(Data records)
— Start —

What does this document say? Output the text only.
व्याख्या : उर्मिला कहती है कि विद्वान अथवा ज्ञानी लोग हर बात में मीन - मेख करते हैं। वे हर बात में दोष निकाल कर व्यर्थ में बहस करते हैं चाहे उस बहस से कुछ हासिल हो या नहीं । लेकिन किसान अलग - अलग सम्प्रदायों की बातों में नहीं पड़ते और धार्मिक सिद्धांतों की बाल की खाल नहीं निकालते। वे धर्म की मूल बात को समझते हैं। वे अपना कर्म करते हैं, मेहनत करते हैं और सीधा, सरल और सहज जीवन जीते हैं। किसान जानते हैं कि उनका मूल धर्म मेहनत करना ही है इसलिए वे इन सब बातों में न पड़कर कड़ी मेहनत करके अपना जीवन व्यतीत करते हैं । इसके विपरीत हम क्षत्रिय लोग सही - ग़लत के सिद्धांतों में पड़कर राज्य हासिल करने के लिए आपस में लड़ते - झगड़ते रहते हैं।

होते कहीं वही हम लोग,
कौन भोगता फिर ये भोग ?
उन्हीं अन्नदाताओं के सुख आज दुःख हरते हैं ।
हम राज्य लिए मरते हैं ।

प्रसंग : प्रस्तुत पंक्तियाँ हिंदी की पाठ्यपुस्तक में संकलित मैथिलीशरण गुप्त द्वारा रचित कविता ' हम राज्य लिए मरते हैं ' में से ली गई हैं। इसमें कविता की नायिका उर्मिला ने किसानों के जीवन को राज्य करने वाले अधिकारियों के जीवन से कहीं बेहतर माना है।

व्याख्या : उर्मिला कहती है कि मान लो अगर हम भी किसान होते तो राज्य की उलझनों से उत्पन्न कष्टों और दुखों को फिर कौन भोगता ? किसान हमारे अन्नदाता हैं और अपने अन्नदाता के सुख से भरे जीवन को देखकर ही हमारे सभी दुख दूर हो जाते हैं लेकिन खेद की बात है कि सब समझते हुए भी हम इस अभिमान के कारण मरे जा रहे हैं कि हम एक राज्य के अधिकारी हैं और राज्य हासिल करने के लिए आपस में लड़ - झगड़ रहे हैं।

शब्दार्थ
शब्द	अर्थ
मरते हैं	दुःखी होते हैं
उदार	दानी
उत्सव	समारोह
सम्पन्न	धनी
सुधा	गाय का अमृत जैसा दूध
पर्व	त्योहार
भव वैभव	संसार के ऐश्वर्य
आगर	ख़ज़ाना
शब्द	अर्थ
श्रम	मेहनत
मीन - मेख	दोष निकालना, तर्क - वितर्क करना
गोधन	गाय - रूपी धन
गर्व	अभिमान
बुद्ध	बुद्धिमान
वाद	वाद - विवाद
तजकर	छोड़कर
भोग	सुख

— End —

WHAT IS NEEDED –
Every entry above needs to be quoted exactly.

CORRECT OUTPUT –
What does this document say? Output the text only.
व्याख्या : उर्मिला कहती है कि विद्वान अथवा ज्ञानी लोग हर बात में मीन - मेख करते हैं। वे हर बात में दोष निकाल कर व्यर्थ में बहस करते हैं चाहे उस बहस से कुछ हासिल हो या नहीं । लेकिन किसान अलग - अलग सम्प्रदायों की बातों में नहीं पड़ते और धार्मिक सिद्धांतों की बाल की खाल नहीं निकालते। वे धर्म की मूल बात को समझते हैं। वे अपना कर्म करते हैं, मेहनत करते हैं और सीधा, सरल और सहज जीवन जीते हैं। किसान जानते हैं कि उनका मूल धर्म मेहनत करना ही है इसलिए वे इन सब बातों में न पड़कर कड़ी मेहनत करके अपना जीवन व्यतीत करते हैं । इसके विपरीत हम क्षत्रिय लोग सही - ग़लत के सिद्धांतों में पड़कर राज्य हासिल करने के लिए आपस में लड़ते - झगड़ते रहते हैं।

होते कहीं वही हम लोग,
कौन भोगता फिर ये भोग ?
उन्हीं अन्नदाताओं के सुख आज दुःख हरते हैं ।
हम राज्य लिए मरते हैं ।

प्रसंग : प्रस्तुत पंक्तियाँ हिंदी की पाठ्यपुस्तक में संकलित मैथिलीशरण गुप्त द्वारा रचित कविता ' हम राज्य लिए मरते हैं ' में से ली गई हैं। इसमें कविता की नायिका उर्मिला ने किसानों के जीवन को राज्य करने वाले अधिकारियों के जीवन से कहीं बेहतर माना है।

व्याख्या : उर्मिला कहती है कि मान लो अगर हम भी किसान होते तो राज्य की उलझनों से उत्पन्न कष्टों और दुखों को फिर कौन भोगता ? किसान हमारे अन्नदाता हैं और अपने अन्नदाता के सुख से भरे जीवन को देखकर ही हमारे सभी दुख दूर हो जाते हैं लेकिन खेद की बात है कि सब समझते हुए भी हम इस अभिमान के कारण मरे जा रहे हैं कि हम एक राज्य के अधिकारी हैं और राज्य हासिल करने के लिए आपस में लड़ - झगड़ रहे हैं।

शब्दार्थ
शब्द	अर्थ
मरते हैं	दुःखी होते हैं
उदार	दानी
उत्सव	समारोह
सम्पन्न	धनी
सुधा	गाय का अमृत जैसा दूध
पर्व	त्योहार
भव वैभव	संसार के ऐश्वर्य
आगर	ख़ज़ाना
शब्द	अर्थ
श्रम	मेहनत
मीन - मेख	दोष निकालना, तर्क - वितर्क करना
गोधन	गाय - रूपी धन
गर्व	अभिमान
बुद्ध	बुद्धिमान
वाद	वाद - विवाद
तजकर	छोड़कर
भोग	सुख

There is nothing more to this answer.